> SUPPLIED TEXT
————

Paragraph 20(1)(c): financial impact on a third party

[54]      Paragraph 20(1)(c) requires institutions to refuse to disclose information that, if disclosed, could reasonably be expected to have a material financial impact on a third party (that is, a private company or individual, but not the person who made the access request) or harm its competitive position.

[55]      To claim this exemption with regard to financial impact on a third party, institutions must show the following:

  • Disclosing the information could result in material financial loss or gain to the third party.
  • There is a reasonable expectation that this harm could occur—that is, the expectation is well beyond a mere possibility.

[56]      To claim this exemption with regard to competitive position, institutions must show the following:

  • Disclosing the information could injure the competitive position of the third party.
  • There is a reasonable expectation that this prejudice could occur—that is, the expectation is well beyond a mere possibility.

[57]      When these requirements are met, and the third party to whom the information relates consents to its disclosure, subsection 20(5) requires institutions to reasonably exercise their discretion to decide whether to disclose the information.

[58]      In addition, when the requirements are met, subsection 20(6) requires institutions to reasonably exercise their discretion to decide whether to disclose the information for public health or public safety reasons, or to protect the environment, when both of the following circumstances (listed in subsection 20(6)) exist:

  • disclosure of the information would be in the public interest; and
  • the public interest in disclosure clearly outweighs any financial impact on the third party, any prejudice to the security of the third party’s structures, networks or systems, or competitive position, or any interference with its contractual or other negotiations.

————

> RECORD EXCERPTS
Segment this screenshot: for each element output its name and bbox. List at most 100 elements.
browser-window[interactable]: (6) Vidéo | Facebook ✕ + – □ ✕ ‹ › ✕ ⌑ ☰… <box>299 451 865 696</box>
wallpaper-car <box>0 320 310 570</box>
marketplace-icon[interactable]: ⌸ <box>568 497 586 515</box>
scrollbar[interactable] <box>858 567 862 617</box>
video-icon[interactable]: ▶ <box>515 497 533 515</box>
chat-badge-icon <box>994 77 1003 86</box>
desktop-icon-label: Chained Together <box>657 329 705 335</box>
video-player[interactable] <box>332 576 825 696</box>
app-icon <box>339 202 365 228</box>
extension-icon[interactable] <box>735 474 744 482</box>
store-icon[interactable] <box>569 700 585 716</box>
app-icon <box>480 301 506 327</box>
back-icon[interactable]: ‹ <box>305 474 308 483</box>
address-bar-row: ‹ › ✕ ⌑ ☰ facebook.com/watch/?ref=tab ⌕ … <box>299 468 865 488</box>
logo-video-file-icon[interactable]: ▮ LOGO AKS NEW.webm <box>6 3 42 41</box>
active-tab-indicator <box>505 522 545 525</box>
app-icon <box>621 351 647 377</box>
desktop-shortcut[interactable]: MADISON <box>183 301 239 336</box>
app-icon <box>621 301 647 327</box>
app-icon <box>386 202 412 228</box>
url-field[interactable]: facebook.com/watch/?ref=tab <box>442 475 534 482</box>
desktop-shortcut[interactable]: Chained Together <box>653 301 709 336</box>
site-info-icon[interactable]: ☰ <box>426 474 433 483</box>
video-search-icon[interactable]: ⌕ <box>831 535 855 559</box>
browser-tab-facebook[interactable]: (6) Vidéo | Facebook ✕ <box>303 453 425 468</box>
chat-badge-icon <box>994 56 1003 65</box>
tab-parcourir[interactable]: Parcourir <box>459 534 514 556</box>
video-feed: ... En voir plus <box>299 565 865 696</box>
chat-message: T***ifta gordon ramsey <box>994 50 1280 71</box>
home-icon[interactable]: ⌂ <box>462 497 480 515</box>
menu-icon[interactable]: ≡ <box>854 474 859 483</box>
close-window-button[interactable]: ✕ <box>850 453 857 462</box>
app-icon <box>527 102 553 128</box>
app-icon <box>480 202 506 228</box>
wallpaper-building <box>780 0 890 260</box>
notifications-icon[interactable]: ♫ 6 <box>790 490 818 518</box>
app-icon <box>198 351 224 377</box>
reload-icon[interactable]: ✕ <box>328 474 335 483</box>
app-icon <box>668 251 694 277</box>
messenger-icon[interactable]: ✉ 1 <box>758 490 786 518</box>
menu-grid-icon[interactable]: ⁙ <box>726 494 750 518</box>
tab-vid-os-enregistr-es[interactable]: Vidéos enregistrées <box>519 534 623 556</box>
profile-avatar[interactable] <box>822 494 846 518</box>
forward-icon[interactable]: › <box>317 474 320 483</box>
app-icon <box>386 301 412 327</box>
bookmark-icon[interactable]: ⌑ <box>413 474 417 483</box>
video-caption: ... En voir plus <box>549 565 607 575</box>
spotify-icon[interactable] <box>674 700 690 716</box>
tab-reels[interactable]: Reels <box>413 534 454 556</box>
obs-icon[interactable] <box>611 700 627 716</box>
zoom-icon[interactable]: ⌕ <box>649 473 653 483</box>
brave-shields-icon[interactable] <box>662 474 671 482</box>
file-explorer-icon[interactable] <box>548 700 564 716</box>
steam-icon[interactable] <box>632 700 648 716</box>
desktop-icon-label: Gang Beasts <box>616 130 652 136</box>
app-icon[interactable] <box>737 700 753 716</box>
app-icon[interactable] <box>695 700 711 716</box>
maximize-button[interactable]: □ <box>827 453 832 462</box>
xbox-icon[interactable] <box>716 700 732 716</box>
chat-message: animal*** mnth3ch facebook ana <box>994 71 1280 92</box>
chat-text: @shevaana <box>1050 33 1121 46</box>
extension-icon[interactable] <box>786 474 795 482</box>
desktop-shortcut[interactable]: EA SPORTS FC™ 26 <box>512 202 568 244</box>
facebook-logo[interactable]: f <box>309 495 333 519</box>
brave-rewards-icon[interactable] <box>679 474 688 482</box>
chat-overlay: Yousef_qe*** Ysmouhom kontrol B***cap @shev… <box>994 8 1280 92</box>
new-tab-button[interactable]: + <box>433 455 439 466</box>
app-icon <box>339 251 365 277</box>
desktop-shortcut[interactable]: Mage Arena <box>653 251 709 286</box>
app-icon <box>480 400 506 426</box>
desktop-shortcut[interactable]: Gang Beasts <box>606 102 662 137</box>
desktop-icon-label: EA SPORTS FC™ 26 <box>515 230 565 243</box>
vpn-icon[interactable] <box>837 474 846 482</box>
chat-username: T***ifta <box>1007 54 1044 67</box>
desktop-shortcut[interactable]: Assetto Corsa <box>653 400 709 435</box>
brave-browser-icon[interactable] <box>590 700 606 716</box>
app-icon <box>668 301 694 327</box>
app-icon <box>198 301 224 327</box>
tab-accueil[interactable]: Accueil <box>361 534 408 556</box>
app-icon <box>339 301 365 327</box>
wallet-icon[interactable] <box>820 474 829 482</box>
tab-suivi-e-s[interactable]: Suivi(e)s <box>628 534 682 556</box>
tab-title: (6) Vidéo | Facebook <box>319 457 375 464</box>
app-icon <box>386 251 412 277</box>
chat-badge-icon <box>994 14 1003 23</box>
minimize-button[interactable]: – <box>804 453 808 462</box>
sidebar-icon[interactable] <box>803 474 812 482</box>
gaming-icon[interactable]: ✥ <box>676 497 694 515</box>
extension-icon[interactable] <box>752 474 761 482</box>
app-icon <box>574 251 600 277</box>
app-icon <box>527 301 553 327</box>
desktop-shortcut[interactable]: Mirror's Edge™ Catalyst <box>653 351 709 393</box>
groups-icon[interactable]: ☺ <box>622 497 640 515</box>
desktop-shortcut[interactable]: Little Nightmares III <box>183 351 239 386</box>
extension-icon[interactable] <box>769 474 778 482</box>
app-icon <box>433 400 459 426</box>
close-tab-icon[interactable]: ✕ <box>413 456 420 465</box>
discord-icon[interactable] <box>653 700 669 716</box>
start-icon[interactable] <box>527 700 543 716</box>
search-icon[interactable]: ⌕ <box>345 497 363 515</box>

————

> EXERCISES
- 1) According to the text on the paragraph 20(1)(c) exemption, who is not counted as a third party?
- 2) In the text on the paragraph 20(1)(c) exemption, rewrite more briefly the paragraph beginning "Paragraph 20(1)(c) requires institutions to refuse", keeping its main facts.
- 3) Carry on the text about the paragraph 20(1)(c) exemption from where it stops.

> ANSWERS FOR THE EXERCISE
- 1) The person who made the access request.

- 2) Institutions must refuse to disclose information if disclosure could reasonably be expected to materially affect a third party's finances or harm its competitive position. A third party is a private company or individual other than the person who made the access request.

- 3)
[59]      However, subsections 20(2) and 20(4) specifically prohibit institutions from using paragraph 20(1)(c) to refuse to disclose information that contains the results of product or environmental testing carried out by or on behalf of a government institution, unless the testing was done for a fee for an individual or an organization other than a government institution.

Does the information meet the requirements of the exemption?

[60]      IAAC applied paragraph 20(1)(c) concurrently with paragraph 20(1)(b), and in some cases concurrently with paragraphs 16(1)(c), 21(1)(a), 21(1)(c) and subsection 24(1), to withhold certain information related to Artemis Gold, IRTC and Nemaska.

[61]      Artemis Gold indicated that disclosure of the records related to it could reveal Artemis Gold’s development strategy or impact the ability of Artemis Gold to secure capital financing.

[62]      Turning to IRTC’s information, IRTC indicated that it does not expect any harm to result from disclosure of the information related to it. IAAC’s representations regarding the prospective harm of disclosing the information pertaining to IRTC were entirely speculative. IAAC failed to explain how disclosure of this information could either result in material financial loss or gain to IRTC or another third party, or injure IRTC’s competitive position. IAAC also failed to explain how such an injury could reasonably be expected to occur.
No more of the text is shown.